Task description | Beneath this task is a listing. State how many of its lines include the string "MAGNETS", giving nothing but the number.

Data section |
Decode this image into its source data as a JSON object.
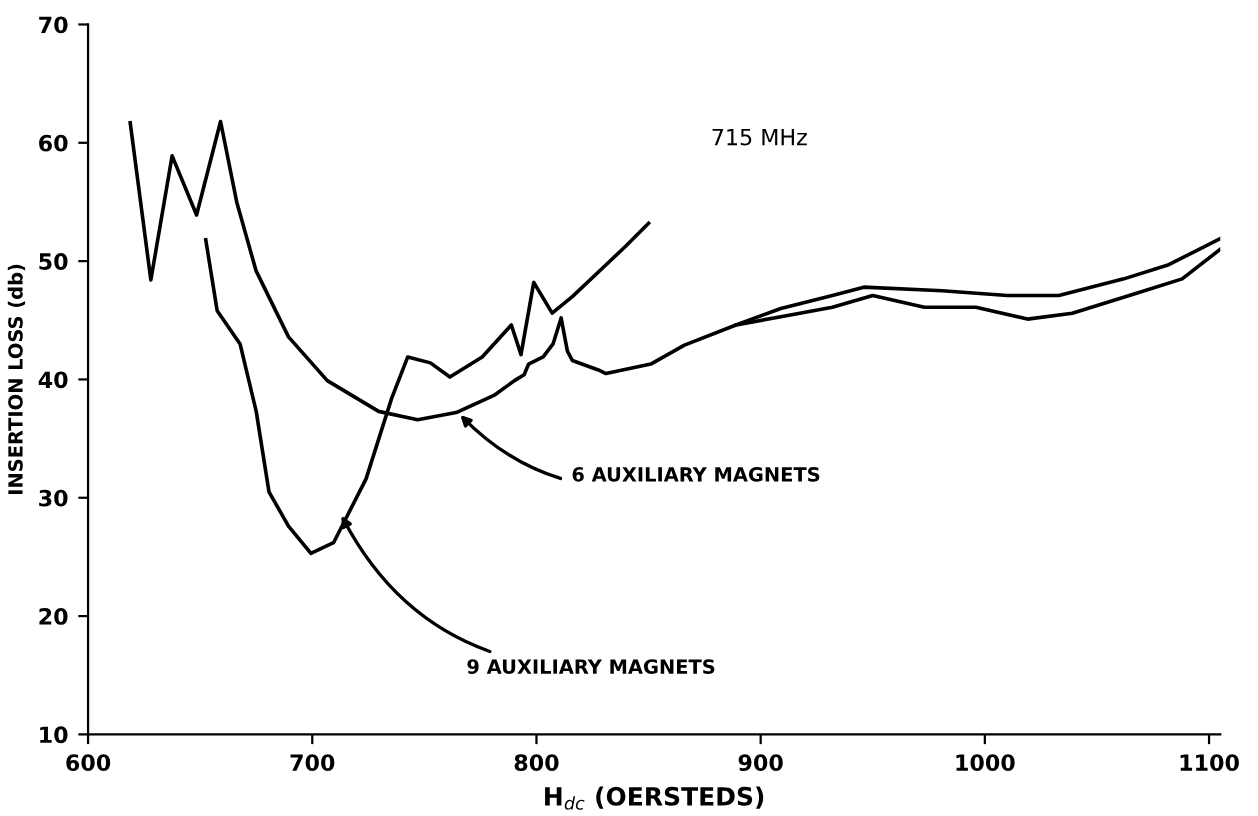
{
  "chart_data": {
    "type": "line",
    "xlabel": "H$_{dc}$ (OERSTEDS)",
    "ylabel": "INSERTION LOSS (db)",
    "xlim": [
      600,
      1105
    ],
    "xticks": [
      600,
      700,
      800,
      900,
      1000,
      1100
    ],
    "ylim": [
      10,
      70
    ],
    "yticks": [
      10,
      20,
      30,
      40,
      50,
      60,
      70
    ],
    "grid": false,
    "marker": "none",
    "line_style": "solid",
    "series": [
      {
        "color": "#000000",
        "x": [
          618.8,
          628,
          637.5,
          648.4,
          659.1,
          666.3,
          674.9,
          689.4,
          706.7,
          729.6,
          747,
          764.2,
          781.5,
          790.2,
          794.5,
          796.5,
          803,
          807.4,
          811,
          813.8,
          816,
          827.6,
          831,
          851,
          866,
          889,
          909,
          932,
          950,
          973,
          996,
          1019,
          1039,
          1068,
          1088,
          1105
        ],
        "values": [
          61.7,
          48.4,
          58.9,
          53.9,
          61.8,
          55,
          49.2,
          43.6,
          39.9,
          37.3,
          36.6,
          37.2,
          38.7,
          39.9,
          40.4,
          41.3,
          41.9,
          43,
          45.2,
          42.4,
          41.6,
          40.8,
          40.5,
          41.3,
          42.9,
          44.6,
          45.3,
          46.1,
          47.1,
          46.1,
          46.1,
          45.1,
          45.6,
          47.3,
          48.5,
          51
        ]
      },
      {
        "color": "#000000",
        "x": [
          889,
          909,
          932,
          946,
          981,
          1010,
          1033,
          1062,
          1082,
          1105
        ],
        "values": [
          44.6,
          46.0,
          47.1,
          47.8,
          47.5,
          47.1,
          47.1,
          48.5,
          49.7,
          51.9
        ]
      },
      {
        "color": "#000000",
        "x": [
          652.5,
          657.6,
          667.8,
          675,
          680.7,
          689.4,
          699.4,
          709.5,
          724,
          735.4,
          742.6,
          752.7,
          761.4,
          775.8,
          788.8,
          793.1,
          798.8,
          807,
          816,
          830,
          840,
          850
        ],
        "values": [
          51.8,
          45.8,
          43.0,
          37.3,
          30.5,
          27.6,
          25.3,
          26.2,
          31.6,
          38.4,
          41.9,
          41.4,
          40.2,
          41.9,
          44.6,
          42.1,
          48.2,
          45.6,
          47.0,
          49.5,
          51.3,
          53.2
        ]
      }
    ],
    "annotations": [
      "715 MHz",
      {
        "text": "6 AUXILIARY MAGNETS",
        "x": 766,
        "y": 37
      },
      {
        "text": "9 AUXILIARY MAGNETS",
        "x": 713,
        "y": 28.5
      }
    ]
  }
}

Completed task | 2